**Task to complete:**
In the post on prototyping and neurocreativity, what field does the word NeuroCreativity cover?

Prototyping and NeuroCreativity – a promising cocktail

So yesterday I went to the opening of the Copenhagen Institute of Neurocreativity (CINC). It is founded by the two pleasant guys Balder Onarheim, Creativity Researcher and Morten Friis-Olivarius specialist in NeuroCreativity. They have for several years witnessed a lack of knowledge on creativity in industries and organizations to day.

It seems like people think creativity is something for an enlighted minority. Our research shows that creativity can be practiced and facilitated when putting the right methods into play, Morten Friis-Olivarius

Therefore the aim of CINC is to create a catalogue of discoveries that can help facilitate new ways of approaching creativity on an individual and organizational level.

NeuroCreativity – what’s the fuzz?

The word NeuroCreativity covers the field of trying to understand creative processes, by analyzing the brain activity while being creative.

Who will move the floating ball on the side of the competitor just by the power of thoughts?
An institute of neurocreativity must of course have a brain-activity game!


The knowledge behind CINC’s method are all research based. Eg. Morten Friis-Olivarius made a study that seeked to predict test-persons ability to think divergent (get as many ideas as possible). By showing the participants a number of random pictures and by analyzing their brain activity while being shown these pictures the researchers were able to predict the participants ability to think divergent in a idea generation process afterwards.

These findings are really interesting since it implies for a correlation between which prototypes a person is exposed to and their ability to be creative eg. in a product development process.

It is all about breaking association patterns

Our thinking patterns in the brain are networks of associations that makes one stimuli such as “apple” create tracks on to several associations as “pie”, “tree”, “Steve Jobs” etc.  The human brain is kind of lazy though and seeks to use as little energy as possible. It suppress the associations that doesn’t seem necessary in the moment. In our every day life it makes sense since we otherwise would be overloaded with irrelevant thoughts, but in a creative process our mind can constrain us too much if we are suppressing the associations and prevent us from having new and innovative ideas.

Hence it is all about being aware of your association patterns and learning tools to break down these thinking paths. Prototypes are one of the tools to do exactly that since it can challenge the creative practitioner to think in different patterns than usual. Prototypes have been used for several years, but the interesting part is that you now with neurocreativity potentially could argue which prototypes are working and which are not. It provides a traditionally rather fluffy domain with quantified arguments of it’s worth – that’s really something!

If you are more interested in these topics I really recommend you to visit CINC at Borups Allé 29, 2200 Copenhagen – at least just for trying out their brain activity game.

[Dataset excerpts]
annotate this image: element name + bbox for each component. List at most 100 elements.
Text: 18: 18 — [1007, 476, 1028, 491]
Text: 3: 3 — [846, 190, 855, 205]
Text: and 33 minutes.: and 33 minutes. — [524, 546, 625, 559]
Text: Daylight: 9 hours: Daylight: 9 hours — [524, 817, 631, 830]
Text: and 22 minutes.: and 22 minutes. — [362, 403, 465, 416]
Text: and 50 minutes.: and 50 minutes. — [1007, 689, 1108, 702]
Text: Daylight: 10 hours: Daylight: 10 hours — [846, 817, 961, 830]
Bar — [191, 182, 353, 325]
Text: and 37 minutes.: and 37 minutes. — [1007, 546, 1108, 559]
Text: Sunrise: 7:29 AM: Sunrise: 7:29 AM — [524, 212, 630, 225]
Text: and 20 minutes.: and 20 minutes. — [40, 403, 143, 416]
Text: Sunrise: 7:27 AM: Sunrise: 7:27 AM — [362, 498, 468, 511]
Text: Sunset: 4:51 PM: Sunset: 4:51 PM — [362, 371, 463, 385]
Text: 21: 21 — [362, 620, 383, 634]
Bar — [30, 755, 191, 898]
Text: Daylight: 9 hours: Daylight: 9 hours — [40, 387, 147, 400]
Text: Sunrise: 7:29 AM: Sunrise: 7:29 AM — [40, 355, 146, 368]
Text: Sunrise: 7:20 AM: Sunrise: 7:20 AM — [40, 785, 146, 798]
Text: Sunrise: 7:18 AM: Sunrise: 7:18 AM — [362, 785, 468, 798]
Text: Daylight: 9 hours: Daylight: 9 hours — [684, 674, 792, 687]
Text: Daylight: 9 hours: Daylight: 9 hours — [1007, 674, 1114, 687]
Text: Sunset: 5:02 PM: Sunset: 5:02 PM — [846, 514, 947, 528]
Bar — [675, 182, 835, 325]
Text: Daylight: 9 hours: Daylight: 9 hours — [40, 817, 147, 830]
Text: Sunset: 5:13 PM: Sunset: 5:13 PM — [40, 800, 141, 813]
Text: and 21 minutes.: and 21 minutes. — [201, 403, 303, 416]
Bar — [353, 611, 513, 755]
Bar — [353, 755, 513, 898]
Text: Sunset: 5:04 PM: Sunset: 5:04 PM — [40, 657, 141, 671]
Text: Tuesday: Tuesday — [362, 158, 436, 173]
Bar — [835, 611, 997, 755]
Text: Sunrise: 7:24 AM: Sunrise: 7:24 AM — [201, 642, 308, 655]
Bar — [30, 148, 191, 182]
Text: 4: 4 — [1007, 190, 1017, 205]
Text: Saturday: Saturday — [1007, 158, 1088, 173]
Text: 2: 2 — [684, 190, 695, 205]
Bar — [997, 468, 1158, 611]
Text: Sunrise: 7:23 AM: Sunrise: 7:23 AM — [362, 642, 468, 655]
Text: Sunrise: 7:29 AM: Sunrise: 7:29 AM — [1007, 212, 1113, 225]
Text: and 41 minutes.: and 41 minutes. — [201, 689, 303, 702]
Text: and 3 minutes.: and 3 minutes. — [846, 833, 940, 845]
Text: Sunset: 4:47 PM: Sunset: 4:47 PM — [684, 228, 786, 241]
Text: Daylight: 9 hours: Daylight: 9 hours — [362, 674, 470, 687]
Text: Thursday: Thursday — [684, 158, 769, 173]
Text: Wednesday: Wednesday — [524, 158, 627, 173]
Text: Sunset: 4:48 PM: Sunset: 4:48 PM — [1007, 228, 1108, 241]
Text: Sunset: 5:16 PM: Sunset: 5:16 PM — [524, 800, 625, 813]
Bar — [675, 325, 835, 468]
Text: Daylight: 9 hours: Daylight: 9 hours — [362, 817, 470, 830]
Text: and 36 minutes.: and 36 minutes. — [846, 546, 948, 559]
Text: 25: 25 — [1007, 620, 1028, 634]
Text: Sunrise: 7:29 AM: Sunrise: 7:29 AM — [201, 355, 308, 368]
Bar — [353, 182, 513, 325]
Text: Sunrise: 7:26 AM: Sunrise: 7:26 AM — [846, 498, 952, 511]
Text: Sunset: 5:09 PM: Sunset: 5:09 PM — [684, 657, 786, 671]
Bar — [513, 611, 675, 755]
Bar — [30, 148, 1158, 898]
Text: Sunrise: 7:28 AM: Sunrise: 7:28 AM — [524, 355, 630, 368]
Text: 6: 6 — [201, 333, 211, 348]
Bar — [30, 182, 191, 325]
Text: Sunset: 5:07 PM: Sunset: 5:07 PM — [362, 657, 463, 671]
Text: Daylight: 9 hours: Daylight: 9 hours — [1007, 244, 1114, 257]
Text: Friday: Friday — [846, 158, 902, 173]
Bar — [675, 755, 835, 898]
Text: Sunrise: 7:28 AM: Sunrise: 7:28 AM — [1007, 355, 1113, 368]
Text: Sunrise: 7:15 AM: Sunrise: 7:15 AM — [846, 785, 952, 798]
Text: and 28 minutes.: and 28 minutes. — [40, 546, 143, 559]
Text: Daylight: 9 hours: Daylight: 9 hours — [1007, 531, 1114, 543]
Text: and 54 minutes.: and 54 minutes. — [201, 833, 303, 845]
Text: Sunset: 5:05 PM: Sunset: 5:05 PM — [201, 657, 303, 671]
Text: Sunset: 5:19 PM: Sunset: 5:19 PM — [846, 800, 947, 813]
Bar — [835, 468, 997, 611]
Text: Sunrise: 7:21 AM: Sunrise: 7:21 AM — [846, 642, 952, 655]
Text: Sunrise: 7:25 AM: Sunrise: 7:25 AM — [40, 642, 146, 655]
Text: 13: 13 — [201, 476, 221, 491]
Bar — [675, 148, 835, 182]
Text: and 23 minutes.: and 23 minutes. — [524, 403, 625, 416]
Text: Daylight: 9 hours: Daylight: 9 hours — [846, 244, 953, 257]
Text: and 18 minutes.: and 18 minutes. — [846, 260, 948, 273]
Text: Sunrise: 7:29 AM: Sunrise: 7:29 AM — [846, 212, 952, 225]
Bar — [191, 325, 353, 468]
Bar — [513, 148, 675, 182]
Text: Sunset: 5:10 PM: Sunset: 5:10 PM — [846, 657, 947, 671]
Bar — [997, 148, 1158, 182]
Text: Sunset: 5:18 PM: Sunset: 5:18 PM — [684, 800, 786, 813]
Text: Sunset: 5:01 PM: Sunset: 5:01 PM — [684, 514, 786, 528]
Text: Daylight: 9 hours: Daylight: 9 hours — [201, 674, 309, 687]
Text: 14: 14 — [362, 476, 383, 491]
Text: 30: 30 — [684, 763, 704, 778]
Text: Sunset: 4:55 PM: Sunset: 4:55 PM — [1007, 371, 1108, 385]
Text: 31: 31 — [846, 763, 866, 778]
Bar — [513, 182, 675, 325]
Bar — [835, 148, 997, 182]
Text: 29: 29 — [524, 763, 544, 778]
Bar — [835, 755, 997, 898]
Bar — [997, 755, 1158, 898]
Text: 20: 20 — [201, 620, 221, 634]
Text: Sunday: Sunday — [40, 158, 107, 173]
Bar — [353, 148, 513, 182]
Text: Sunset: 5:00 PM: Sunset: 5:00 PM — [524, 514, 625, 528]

**Answer to this problem:**
It covers the field of trying to understand creative processes by analyzing brain activity while being creative.